Description of the task
Below is a set of records; restate each one word for word.

____

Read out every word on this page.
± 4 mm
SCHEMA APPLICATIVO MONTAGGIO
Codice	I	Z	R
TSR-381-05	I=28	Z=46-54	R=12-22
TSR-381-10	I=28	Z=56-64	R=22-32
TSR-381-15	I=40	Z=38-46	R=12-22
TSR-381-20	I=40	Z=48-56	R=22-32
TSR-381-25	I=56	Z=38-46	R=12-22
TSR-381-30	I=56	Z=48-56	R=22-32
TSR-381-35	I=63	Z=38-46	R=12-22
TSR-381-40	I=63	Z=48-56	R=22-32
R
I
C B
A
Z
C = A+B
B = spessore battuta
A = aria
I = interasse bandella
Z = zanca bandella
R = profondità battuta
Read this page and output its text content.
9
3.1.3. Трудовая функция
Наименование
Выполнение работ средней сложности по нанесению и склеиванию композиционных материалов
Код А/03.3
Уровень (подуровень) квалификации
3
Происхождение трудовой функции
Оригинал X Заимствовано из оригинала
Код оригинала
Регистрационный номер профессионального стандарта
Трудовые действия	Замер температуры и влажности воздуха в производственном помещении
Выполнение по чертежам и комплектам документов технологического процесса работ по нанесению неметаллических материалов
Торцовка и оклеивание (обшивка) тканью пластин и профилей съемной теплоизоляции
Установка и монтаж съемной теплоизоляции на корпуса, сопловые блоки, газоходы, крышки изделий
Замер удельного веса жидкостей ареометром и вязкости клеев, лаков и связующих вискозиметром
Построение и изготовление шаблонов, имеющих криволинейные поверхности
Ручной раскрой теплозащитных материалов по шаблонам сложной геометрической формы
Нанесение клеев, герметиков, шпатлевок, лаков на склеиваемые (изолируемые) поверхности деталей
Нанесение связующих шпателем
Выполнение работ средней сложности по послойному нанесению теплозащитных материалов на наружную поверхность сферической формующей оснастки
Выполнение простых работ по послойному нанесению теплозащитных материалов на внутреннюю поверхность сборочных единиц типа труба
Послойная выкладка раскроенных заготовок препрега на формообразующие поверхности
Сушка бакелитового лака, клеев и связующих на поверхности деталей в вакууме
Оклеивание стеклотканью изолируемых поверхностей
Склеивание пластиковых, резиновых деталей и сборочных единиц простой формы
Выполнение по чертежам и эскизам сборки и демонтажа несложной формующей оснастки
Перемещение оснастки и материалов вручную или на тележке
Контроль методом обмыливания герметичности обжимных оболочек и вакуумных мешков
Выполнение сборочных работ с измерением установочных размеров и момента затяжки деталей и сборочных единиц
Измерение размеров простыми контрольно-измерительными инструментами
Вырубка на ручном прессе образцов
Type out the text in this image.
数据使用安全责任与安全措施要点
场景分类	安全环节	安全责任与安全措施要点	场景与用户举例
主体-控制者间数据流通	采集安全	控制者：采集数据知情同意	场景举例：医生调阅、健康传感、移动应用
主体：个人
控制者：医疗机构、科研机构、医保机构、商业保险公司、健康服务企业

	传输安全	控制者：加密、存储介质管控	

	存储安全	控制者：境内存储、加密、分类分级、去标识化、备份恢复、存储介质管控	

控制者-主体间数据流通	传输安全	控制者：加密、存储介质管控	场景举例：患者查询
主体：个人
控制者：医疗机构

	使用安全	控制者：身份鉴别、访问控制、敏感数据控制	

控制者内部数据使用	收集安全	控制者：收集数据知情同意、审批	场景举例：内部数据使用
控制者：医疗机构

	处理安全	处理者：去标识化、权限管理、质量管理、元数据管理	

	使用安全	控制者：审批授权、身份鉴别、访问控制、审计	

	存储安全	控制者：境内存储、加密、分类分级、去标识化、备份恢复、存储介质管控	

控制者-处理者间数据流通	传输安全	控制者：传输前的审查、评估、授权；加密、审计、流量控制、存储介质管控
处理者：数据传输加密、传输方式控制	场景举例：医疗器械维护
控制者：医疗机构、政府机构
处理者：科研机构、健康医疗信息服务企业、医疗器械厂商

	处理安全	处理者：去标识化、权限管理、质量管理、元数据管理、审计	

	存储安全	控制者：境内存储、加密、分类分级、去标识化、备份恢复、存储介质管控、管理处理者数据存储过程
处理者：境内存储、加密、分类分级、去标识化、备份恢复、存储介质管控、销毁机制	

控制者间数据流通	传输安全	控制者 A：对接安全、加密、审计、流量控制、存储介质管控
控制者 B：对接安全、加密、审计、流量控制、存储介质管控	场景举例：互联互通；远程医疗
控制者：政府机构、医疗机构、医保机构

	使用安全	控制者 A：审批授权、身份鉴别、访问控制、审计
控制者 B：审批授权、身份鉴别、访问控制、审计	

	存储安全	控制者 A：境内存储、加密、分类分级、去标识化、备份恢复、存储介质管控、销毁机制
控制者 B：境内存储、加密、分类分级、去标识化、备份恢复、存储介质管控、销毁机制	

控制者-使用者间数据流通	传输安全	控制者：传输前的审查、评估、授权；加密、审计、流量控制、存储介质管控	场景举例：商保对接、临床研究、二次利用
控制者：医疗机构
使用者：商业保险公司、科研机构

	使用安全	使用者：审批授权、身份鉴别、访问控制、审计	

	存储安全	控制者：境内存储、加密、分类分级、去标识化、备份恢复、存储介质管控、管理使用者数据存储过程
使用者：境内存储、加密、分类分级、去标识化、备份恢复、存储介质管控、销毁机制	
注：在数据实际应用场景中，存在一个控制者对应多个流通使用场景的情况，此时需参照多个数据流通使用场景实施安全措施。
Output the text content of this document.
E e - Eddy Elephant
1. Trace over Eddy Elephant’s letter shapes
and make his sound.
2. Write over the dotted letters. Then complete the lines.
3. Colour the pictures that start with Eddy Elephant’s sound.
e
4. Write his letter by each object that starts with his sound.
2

____

Response
Read out every word on this page.
± 4 mm
SCHEMA APPLICATIVO MONTAGGIO
Codice	I	Z	R
TSR-381-05	I=28	Z=46-54	R=12-22
TSR-381-10	I=28	Z=56-64	R=22-32
TSR-381-15	I=40	Z=38-46	R=12-22
TSR-381-20	I=40	Z=48-56	R=22-32
TSR-381-25	I=56	Z=38-46	R=12-22
TSR-381-30	I=56	Z=48-56	R=22-32
TSR-381-35	I=63	Z=38-46	R=12-22
TSR-381-40	I=63	Z=48-56	R=22-32
R
I
C B
A
Z
C = A+B
B = spessore battuta
A = aria
I = interasse bandella
Z = zanca bandella
R = profondità battuta
Read this page and output its text content.
9
3.1.3. Трудовая функция
Наименование
Выполнение работ средней сложности по нанесению и склеиванию композиционных материалов
Код А/03.3
Уровень (подуровень) квалификации
3
Происхождение трудовой функции
Оригинал X Заимствовано из оригинала
Код оригинала
Регистрационный номер профессионального стандарта
Трудовые действия	Замер температуры и влажности воздуха в производственном помещении
Выполнение по чертежам и комплектам документов технологического процесса работ по нанесению неметаллических материалов
Торцовка и оклеивание (обшивка) тканью пластин и профилей съемной теплоизоляции
Установка и монтаж съемной теплоизоляции на корпуса, сопловые блоки, газоходы, крышки изделий
Замер удельного веса жидкостей ареометром и вязкости клеев, лаков и связующих вискозиметром
Построение и изготовление шаблонов, имеющих криволинейные поверхности
Ручной раскрой теплозащитных материалов по шаблонам сложной геометрической формы
Нанесение клеев, герметиков, шпатлевок, лаков на склеиваемые (изолируемые) поверхности деталей
Нанесение связующих шпателем
Выполнение работ средней сложности по послойному нанесению теплозащитных материалов на наружную поверхность сферической формующей оснастки
Выполнение простых работ по послойному нанесению теплозащитных материалов на внутреннюю поверхность сборочных единиц типа труба
Послойная выкладка раскроенных заготовок препрега на формообразующие поверхности
Сушка бакелитового лака, клеев и связующих на поверхности деталей в вакууме
Оклеивание стеклотканью изолируемых поверхностей
Склеивание пластиковых, резиновых деталей и сборочных единиц простой формы
Выполнение по чертежам и эскизам сборки и демонтажа несложной формующей оснастки
Перемещение оснастки и материалов вручную или на тележке
Контроль методом обмыливания герметичности обжимных оболочек и вакуумных мешков
Выполнение сборочных работ с измерением установочных размеров и момента затяжки деталей и сборочных единиц
Измерение размеров простыми контрольно-измерительными инструментами
Вырубка на ручном прессе образцов
Type out the text in this image.
数据使用安全责任与安全措施要点
场景分类	安全环节	安全责任与安全措施要点	场景与用户举例
主体-控制者间数据流通	采集安全	控制者：采集数据知情同意	场景举例：医生调阅、健康传感、移动应用
主体：个人
控制者：医疗机构、科研机构、医保机构、商业保险公司、健康服务企业

	传输安全	控制者：加密、存储介质管控	

	存储安全	控制者：境内存储、加密、分类分级、去标识化、备份恢复、存储介质管控	

控制者-主体间数据流通	传输安全	控制者：加密、存储介质管控	场景举例：患者查询
主体：个人
控制者：医疗机构

	使用安全	控制者：身份鉴别、访问控制、敏感数据控制	

控制者内部数据使用	收集安全	控制者：收集数据知情同意、审批	场景举例：内部数据使用
控制者：医疗机构

	处理安全	处理者：去标识化、权限管理、质量管理、元数据管理	

	使用安全	控制者：审批授权、身份鉴别、访问控制、审计	

	存储安全	控制者：境内存储、加密、分类分级、去标识化、备份恢复、存储介质管控	

控制者-处理者间数据流通	传输安全	控制者：传输前的审查、评估、授权；加密、审计、流量控制、存储介质管控
处理者：数据传输加密、传输方式控制	场景举例：医疗器械维护
控制者：医疗机构、政府机构
处理者：科研机构、健康医疗信息服务企业、医疗器械厂商

	处理安全	处理者：去标识化、权限管理、质量管理、元数据管理、审计	

	存储安全	控制者：境内存储、加密、分类分级、去标识化、备份恢复、存储介质管控、管理处理者数据存储过程
处理者：境内存储、加密、分类分级、去标识化、备份恢复、存储介质管控、销毁机制	

控制者间数据流通	传输安全	控制者 A：对接安全、加密、审计、流量控制、存储介质管控
控制者 B：对接安全、加密、审计、流量控制、存储介质管控	场景举例：互联互通；远程医疗
控制者：政府机构、医疗机构、医保机构

	使用安全	控制者 A：审批授权、身份鉴别、访问控制、审计
控制者 B：审批授权、身份鉴别、访问控制、审计	

	存储安全	控制者 A：境内存储、加密、分类分级、去标识化、备份恢复、存储介质管控、销毁机制
控制者 B：境内存储、加密、分类分级、去标识化、备份恢复、存储介质管控、销毁机制	

控制者-使用者间数据流通	传输安全	控制者：传输前的审查、评估、授权；加密、审计、流量控制、存储介质管控	场景举例：商保对接、临床研究、二次利用
控制者：医疗机构
使用者：商业保险公司、科研机构

	使用安全	使用者：审批授权、身份鉴别、访问控制、审计	

	存储安全	控制者：境内存储、加密、分类分级、去标识化、备份恢复、存储介质管控、管理使用者数据存储过程
使用者：境内存储、加密、分类分级、去标识化、备份恢复、存储介质管控、销毁机制	
注：在数据实际应用场景中，存在一个控制者对应多个流通使用场景的情况，此时需参照多个数据流通使用场景实施安全措施。
Output the text content of this document.
E e - Eddy Elephant
1. Trace over Eddy Elephant’s letter shapes
and make his sound.
2. Write over the dotted letters. Then complete the lines.
3. Colour the pictures that start with Eddy Elephant’s sound.
e
4. Write his letter by each object that starts with his sound.
2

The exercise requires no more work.